■ Required work ■
Render the material again word for word, skipping the pictures in it.

■ Entries provided ■
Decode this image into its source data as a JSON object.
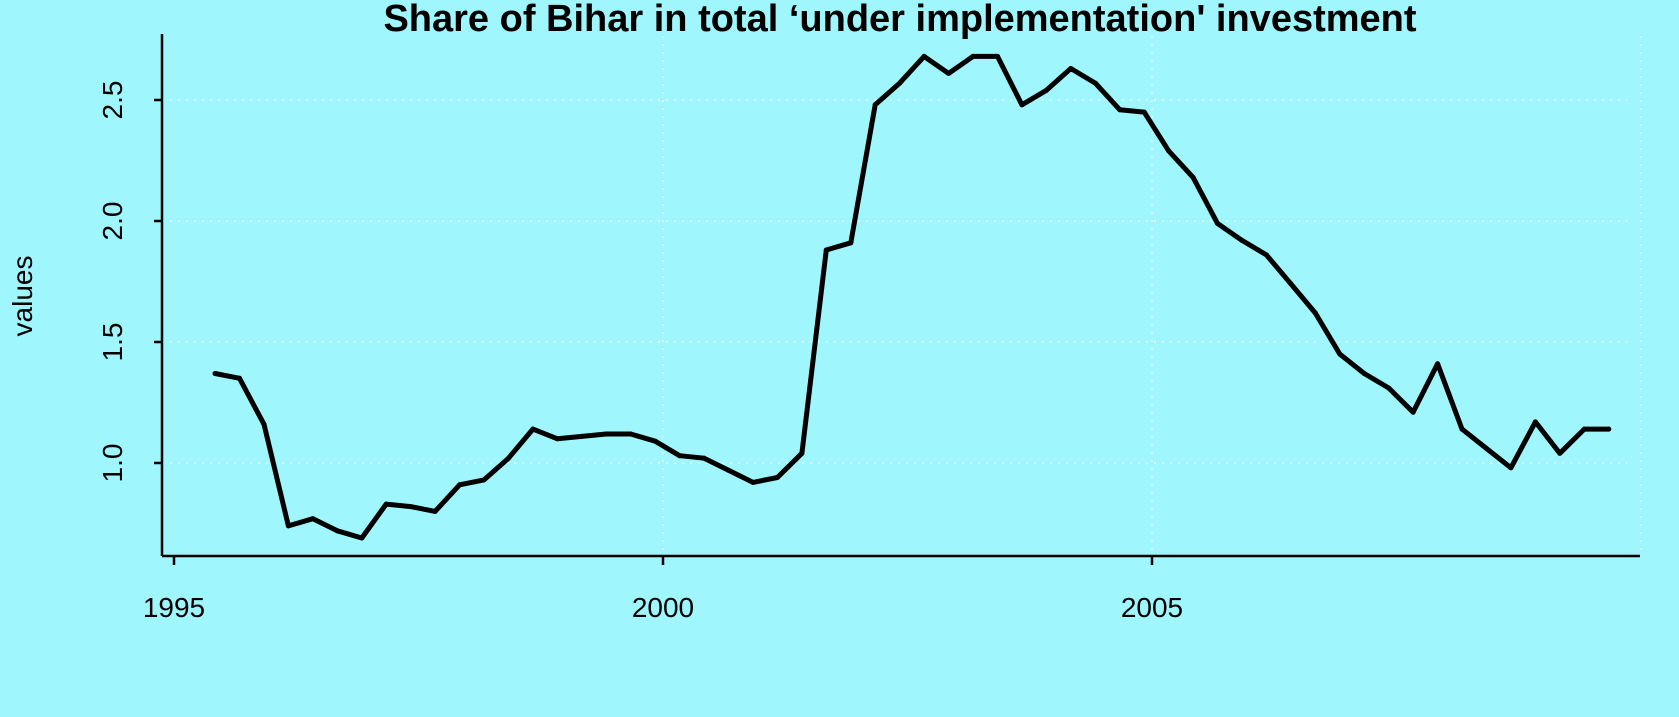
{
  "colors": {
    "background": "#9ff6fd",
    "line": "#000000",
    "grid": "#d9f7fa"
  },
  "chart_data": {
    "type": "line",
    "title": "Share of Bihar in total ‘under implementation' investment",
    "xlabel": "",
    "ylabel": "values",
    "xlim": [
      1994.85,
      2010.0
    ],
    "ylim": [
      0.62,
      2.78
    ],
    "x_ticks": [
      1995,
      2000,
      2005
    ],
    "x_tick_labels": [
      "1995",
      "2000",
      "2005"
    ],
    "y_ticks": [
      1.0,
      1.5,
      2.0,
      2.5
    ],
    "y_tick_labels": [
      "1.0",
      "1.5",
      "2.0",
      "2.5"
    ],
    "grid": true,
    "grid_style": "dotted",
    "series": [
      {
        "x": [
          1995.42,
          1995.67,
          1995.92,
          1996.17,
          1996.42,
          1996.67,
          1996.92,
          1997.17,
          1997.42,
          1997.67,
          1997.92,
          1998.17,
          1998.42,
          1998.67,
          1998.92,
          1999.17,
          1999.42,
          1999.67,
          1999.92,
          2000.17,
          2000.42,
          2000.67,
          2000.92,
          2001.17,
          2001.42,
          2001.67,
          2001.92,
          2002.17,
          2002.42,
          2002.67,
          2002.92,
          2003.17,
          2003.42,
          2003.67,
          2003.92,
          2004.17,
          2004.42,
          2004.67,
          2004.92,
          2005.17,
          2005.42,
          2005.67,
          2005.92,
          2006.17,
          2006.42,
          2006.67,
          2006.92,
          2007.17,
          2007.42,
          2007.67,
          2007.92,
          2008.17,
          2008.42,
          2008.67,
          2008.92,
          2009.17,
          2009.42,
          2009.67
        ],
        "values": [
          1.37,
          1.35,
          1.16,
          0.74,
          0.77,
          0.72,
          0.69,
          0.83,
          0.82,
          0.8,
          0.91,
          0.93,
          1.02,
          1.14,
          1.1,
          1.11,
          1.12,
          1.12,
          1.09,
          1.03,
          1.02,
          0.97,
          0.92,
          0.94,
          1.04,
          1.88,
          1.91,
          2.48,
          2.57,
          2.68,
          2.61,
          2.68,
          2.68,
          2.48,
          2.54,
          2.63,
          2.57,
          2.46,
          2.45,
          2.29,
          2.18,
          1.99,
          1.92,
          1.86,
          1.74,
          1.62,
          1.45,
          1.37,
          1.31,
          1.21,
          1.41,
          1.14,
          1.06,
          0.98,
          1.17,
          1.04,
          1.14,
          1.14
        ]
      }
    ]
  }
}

■ Output below ■
Decode this image into its source data as a JSON object.
{
  "colors": {
    "background": "#9ff6fd",
    "line": "#000000",
    "grid": "#d9f7fa"
  },
  "chart_data": {
    "type": "line",
    "title": "Share of Bihar in total ‘under implementation' investment",
    "xlabel": "",
    "ylabel": "values",
    "xlim": [
      1994.85,
      2010.0
    ],
    "ylim": [
      0.62,
      2.78
    ],
    "x_ticks": [
      1995,
      2000,
      2005
    ],
    "x_tick_labels": [
      "1995",
      "2000",
      "2005"
    ],
    "y_ticks": [
      1.0,
      1.5,
      2.0,
      2.5
    ],
    "y_tick_labels": [
      "1.0",
      "1.5",
      "2.0",
      "2.5"
    ],
    "grid": true,
    "grid_style": "dotted",
    "series": [
      {
        "x": [
          1995.42,
          1995.67,
          1995.92,
          1996.17,
          1996.42,
          1996.67,
          1996.92,
          1997.17,
          1997.42,
          1997.67,
          1997.92,
          1998.17,
          1998.42,
          1998.67,
          1998.92,
          1999.17,
          1999.42,
          1999.67,
          1999.92,
          2000.17,
          2000.42,
          2000.67,
          2000.92,
          2001.17,
          2001.42,
          2001.67,
          2001.92,
          2002.17,
          2002.42,
          2002.67,
          2002.92,
          2003.17,
          2003.42,
          2003.67,
          2003.92,
          2004.17,
          2004.42,
          2004.67,
          2004.92,
          2005.17,
          2005.42,
          2005.67,
          2005.92,
          2006.17,
          2006.42,
          2006.67,
          2006.92,
          2007.17,
          2007.42,
          2007.67,
          2007.92,
          2008.17,
          2008.42,
          2008.67,
          2008.92,
          2009.17,
          2009.42,
          2009.67
        ],
        "values": [
          1.37,
          1.35,
          1.16,
          0.74,
          0.77,
          0.72,
          0.69,
          0.83,
          0.82,
          0.8,
          0.91,
          0.93,
          1.02,
          1.14,
          1.1,
          1.11,
          1.12,
          1.12,
          1.09,
          1.03,
          1.02,
          0.97,
          0.92,
          0.94,
          1.04,
          1.88,
          1.91,
          2.48,
          2.57,
          2.68,
          2.61,
          2.68,
          2.68,
          2.48,
          2.54,
          2.63,
          2.57,
          2.46,
          2.45,
          2.29,
          2.18,
          1.99,
          1.92,
          1.86,
          1.74,
          1.62,
          1.45,
          1.37,
          1.31,
          1.21,
          1.41,
          1.14,
          1.06,
          0.98,
          1.17,
          1.04,
          1.14,
          1.14
        ]
      }
    ]
  }
}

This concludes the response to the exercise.